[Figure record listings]
:::
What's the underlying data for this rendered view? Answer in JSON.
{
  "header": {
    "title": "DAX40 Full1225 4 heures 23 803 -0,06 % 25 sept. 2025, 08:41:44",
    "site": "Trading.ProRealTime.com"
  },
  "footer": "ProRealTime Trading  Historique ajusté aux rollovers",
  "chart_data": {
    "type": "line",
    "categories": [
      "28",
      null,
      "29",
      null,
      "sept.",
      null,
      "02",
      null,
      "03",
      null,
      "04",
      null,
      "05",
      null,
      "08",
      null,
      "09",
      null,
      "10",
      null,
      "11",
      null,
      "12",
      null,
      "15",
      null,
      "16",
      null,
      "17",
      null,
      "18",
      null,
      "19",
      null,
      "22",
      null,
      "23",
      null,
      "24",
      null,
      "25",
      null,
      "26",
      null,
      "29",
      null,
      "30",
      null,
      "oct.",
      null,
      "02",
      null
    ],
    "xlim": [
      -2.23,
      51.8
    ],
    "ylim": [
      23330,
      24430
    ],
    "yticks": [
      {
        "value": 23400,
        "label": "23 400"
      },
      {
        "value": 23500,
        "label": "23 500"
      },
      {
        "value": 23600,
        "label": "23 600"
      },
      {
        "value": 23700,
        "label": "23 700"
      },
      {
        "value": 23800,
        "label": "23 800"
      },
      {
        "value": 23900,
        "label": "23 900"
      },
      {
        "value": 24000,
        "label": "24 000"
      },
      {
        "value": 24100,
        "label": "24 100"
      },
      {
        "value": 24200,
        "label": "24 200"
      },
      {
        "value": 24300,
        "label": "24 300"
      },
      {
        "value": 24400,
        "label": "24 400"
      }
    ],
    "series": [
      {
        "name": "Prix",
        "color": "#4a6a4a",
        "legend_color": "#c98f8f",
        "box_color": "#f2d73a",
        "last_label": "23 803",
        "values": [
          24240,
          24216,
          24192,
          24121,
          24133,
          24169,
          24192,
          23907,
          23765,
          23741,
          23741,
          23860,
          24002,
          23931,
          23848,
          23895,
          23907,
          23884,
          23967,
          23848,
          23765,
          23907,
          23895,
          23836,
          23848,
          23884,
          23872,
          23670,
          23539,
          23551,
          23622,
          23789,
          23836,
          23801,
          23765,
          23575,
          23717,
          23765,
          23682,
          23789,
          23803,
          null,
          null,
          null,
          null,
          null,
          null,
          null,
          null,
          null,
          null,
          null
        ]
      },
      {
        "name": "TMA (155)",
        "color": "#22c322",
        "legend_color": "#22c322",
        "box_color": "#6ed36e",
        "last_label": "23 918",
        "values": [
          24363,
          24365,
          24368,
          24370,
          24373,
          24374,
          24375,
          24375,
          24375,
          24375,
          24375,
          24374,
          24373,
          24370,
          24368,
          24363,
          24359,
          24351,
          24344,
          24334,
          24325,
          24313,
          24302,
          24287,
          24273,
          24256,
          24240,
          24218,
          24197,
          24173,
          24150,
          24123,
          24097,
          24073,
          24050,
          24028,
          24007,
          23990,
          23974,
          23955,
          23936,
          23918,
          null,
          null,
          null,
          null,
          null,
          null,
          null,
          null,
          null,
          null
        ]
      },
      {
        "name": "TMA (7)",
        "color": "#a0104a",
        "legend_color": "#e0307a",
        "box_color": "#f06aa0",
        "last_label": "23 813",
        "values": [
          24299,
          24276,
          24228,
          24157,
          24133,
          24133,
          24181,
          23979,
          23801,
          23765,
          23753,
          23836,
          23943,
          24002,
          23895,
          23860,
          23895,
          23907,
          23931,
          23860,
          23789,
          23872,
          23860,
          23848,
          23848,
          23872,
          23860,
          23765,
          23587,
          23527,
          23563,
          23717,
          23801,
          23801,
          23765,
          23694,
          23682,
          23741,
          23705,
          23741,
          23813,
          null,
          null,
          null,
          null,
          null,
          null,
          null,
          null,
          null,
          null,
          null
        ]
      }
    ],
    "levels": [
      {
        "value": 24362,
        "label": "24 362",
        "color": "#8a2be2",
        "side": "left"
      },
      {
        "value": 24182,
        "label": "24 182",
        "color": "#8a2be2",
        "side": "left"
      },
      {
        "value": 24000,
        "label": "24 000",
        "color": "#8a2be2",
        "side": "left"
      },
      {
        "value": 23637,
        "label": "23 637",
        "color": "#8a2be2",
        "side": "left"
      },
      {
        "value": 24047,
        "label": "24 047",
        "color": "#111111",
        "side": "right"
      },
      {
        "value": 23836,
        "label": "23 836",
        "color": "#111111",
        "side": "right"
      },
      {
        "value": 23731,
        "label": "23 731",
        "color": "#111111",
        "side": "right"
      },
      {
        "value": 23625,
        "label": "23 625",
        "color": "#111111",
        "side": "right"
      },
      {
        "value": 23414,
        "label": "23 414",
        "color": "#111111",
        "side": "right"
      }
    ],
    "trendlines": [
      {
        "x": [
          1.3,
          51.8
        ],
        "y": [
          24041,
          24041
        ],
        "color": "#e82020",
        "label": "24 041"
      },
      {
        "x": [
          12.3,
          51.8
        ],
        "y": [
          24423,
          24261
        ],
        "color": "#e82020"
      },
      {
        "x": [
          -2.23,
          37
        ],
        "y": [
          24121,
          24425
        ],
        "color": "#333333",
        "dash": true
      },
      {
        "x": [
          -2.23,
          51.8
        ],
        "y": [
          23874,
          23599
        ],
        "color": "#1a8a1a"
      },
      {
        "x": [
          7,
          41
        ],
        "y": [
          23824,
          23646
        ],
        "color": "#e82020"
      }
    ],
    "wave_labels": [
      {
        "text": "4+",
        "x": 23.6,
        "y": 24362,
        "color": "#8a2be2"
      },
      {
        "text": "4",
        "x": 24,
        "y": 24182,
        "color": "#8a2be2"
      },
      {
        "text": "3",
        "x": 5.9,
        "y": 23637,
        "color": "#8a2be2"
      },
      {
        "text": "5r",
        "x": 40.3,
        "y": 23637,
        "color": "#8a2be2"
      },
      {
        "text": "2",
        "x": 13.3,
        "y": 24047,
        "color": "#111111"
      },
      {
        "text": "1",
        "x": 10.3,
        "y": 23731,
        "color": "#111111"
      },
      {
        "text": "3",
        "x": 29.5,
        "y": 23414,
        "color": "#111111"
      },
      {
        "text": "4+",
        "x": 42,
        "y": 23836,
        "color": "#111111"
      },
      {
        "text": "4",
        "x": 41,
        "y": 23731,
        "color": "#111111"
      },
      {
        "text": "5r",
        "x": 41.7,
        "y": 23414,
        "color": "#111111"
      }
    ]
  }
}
:::
EXERCISE BRIEF: Copy all the entries verbatim.

RESPONSE TO THE EXERCISE:
What's the underlying data for this rendered view? Answer in JSON.
{
  "header": {
    "title": "DAX40 Full1225 4 heures 23 803 -0,06 % 25 sept. 2025, 08:41:44",
    "site": "Trading.ProRealTime.com"
  },
  "footer": "ProRealTime Trading  Historique ajusté aux rollovers",
  "chart_data": {
    "type": "line",
    "categories": [
      "28",
      null,
      "29",
      null,
      "sept.",
      null,
      "02",
      null,
      "03",
      null,
      "04",
      null,
      "05",
      null,
      "08",
      null,
      "09",
      null,
      "10",
      null,
      "11",
      null,
      "12",
      null,
      "15",
      null,
      "16",
      null,
      "17",
      null,
      "18",
      null,
      "19",
      null,
      "22",
      null,
      "23",
      null,
      "24",
      null,
      "25",
      null,
      "26",
      null,
      "29",
      null,
      "30",
      null,
      "oct.",
      null,
      "02",
      null
    ],
    "xlim": [
      -2.23,
      51.8
    ],
    "ylim": [
      23330,
      24430
    ],
    "yticks": [
      {
        "value": 23400,
        "label": "23 400"
      },
      {
        "value": 23500,
        "label": "23 500"
      },
      {
        "value": 23600,
        "label": "23 600"
      },
      {
        "value": 23700,
        "label": "23 700"
      },
      {
        "value": 23800,
        "label": "23 800"
      },
      {
        "value": 23900,
        "label": "23 900"
      },
      {
        "value": 24000,
        "label": "24 000"
      },
      {
        "value": 24100,
        "label": "24 100"
      },
      {
        "value": 24200,
        "label": "24 200"
      },
      {
        "value": 24300,
        "label": "24 300"
      },
      {
        "value": 24400,
        "label": "24 400"
      }
    ],
    "series": [
      {
        "name": "Prix",
        "color": "#4a6a4a",
        "legend_color": "#c98f8f",
        "box_color": "#f2d73a",
        "last_label": "23 803",
        "values": [
          24240,
          24216,
          24192,
          24121,
          24133,
          24169,
          24192,
          23907,
          23765,
          23741,
          23741,
          23860,
          24002,
          23931,
          23848,
          23895,
          23907,
          23884,
          23967,
          23848,
          23765,
          23907,
          23895,
          23836,
          23848,
          23884,
          23872,
          23670,
          23539,
          23551,
          23622,
          23789,
          23836,
          23801,
          23765,
          23575,
          23717,
          23765,
          23682,
          23789,
          23803,
          null,
          null,
          null,
          null,
          null,
          null,
          null,
          null,
          null,
          null,
          null
        ]
      },
      {
        "name": "TMA (155)",
        "color": "#22c322",
        "legend_color": "#22c322",
        "box_color": "#6ed36e",
        "last_label": "23 918",
        "values": [
          24363,
          24365,
          24368,
          24370,
          24373,
          24374,
          24375,
          24375,
          24375,
          24375,
          24375,
          24374,
          24373,
          24370,
          24368,
          24363,
          24359,
          24351,
          24344,
          24334,
          24325,
          24313,
          24302,
          24287,
          24273,
          24256,
          24240,
          24218,
          24197,
          24173,
          24150,
          24123,
          24097,
          24073,
          24050,
          24028,
          24007,
          23990,
          23974,
          23955,
          23936,
          23918,
          null,
          null,
          null,
          null,
          null,
          null,
          null,
          null,
          null,
          null
        ]
      },
      {
        "name": "TMA (7)",
        "color": "#a0104a",
        "legend_color": "#e0307a",
        "box_color": "#f06aa0",
        "last_label": "23 813",
        "values": [
          24299,
          24276,
          24228,
          24157,
          24133,
          24133,
          24181,
          23979,
          23801,
          23765,
          23753,
          23836,
          23943,
          24002,
          23895,
          23860,
          23895,
          23907,
          23931,
          23860,
          23789,
          23872,
          23860,
          23848,
          23848,
          23872,
          23860,
          23765,
          23587,
          23527,
          23563,
          23717,
          23801,
          23801,
          23765,
          23694,
          23682,
          23741,
          23705,
          23741,
          23813,
          null,
          null,
          null,
          null,
          null,
          null,
          null,
          null,
          null,
          null,
          null
        ]
      }
    ],
    "levels": [
      {
        "value": 24362,
        "label": "24 362",
        "color": "#8a2be2",
        "side": "left"
      },
      {
        "value": 24182,
        "label": "24 182",
        "color": "#8a2be2",
        "side": "left"
      },
      {
        "value": 24000,
        "label": "24 000",
        "color": "#8a2be2",
        "side": "left"
      },
      {
        "value": 23637,
        "label": "23 637",
        "color": "#8a2be2",
        "side": "left"
      },
      {
        "value": 24047,
        "label": "24 047",
        "color": "#111111",
        "side": "right"
      },
      {
        "value": 23836,
        "label": "23 836",
        "color": "#111111",
        "side": "right"
      },
      {
        "value": 23731,
        "label": "23 731",
        "color": "#111111",
        "side": "right"
      },
      {
        "value": 23625,
        "label": "23 625",
        "color": "#111111",
        "side": "right"
      },
      {
        "value": 23414,
        "label": "23 414",
        "color": "#111111",
        "side": "right"
      }
    ],
    "trendlines": [
      {
        "x": [
          1.3,
          51.8
        ],
        "y": [
          24041,
          24041
        ],
        "color": "#e82020",
        "label": "24 041"
      },
      {
        "x": [
          12.3,
          51.8
        ],
        "y": [
          24423,
          24261
        ],
        "color": "#e82020"
      },
      {
        "x": [
          -2.23,
          37
        ],
        "y": [
          24121,
          24425
        ],
        "color": "#333333",
        "dash": true
      },
      {
        "x": [
          -2.23,
          51.8
        ],
        "y": [
          23874,
          23599
        ],
        "color": "#1a8a1a"
      },
      {
        "x": [
          7,
          41
        ],
        "y": [
          23824,
          23646
        ],
        "color": "#e82020"
      }
    ],
    "wave_labels": [
      {
        "text": "4+",
        "x": 23.6,
        "y": 24362,
        "color": "#8a2be2"
      },
      {
        "text": "4",
        "x": 24,
        "y": 24182,
        "color": "#8a2be2"
      },
      {
        "text": "3",
        "x": 5.9,
        "y": 23637,
        "color": "#8a2be2"
      },
      {
        "text": "5r",
        "x": 40.3,
        "y": 23637,
        "color": "#8a2be2"
      },
      {
        "text": "2",
        "x": 13.3,
        "y": 24047,
        "color": "#111111"
      },
      {
        "text": "1",
        "x": 10.3,
        "y": 23731,
        "color": "#111111"
      },
      {
        "text": "3",
        "x": 29.5,
        "y": 23414,
        "color": "#111111"
      },
      {
        "text": "4+",
        "x": 42,
        "y": 23836,
        "color": "#111111"
      },
      {
        "text": "4",
        "x": 41,
        "y": 23731,
        "color": "#111111"
      },
      {
        "text": "5r",
        "x": 41.7,
        "y": 23414,
        "color": "#111111"
      }
    ]
  }
}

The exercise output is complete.